For the data below, work out how many lines contain the word "image" and supply only that number.

+===+

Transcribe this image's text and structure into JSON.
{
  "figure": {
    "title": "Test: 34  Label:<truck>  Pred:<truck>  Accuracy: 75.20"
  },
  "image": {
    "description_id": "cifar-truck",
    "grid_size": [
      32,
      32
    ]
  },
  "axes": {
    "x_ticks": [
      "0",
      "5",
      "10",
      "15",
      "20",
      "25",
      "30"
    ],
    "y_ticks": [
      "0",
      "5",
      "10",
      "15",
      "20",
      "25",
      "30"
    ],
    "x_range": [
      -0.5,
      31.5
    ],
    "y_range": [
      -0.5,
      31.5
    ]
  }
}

+===+

# Complete answer:
2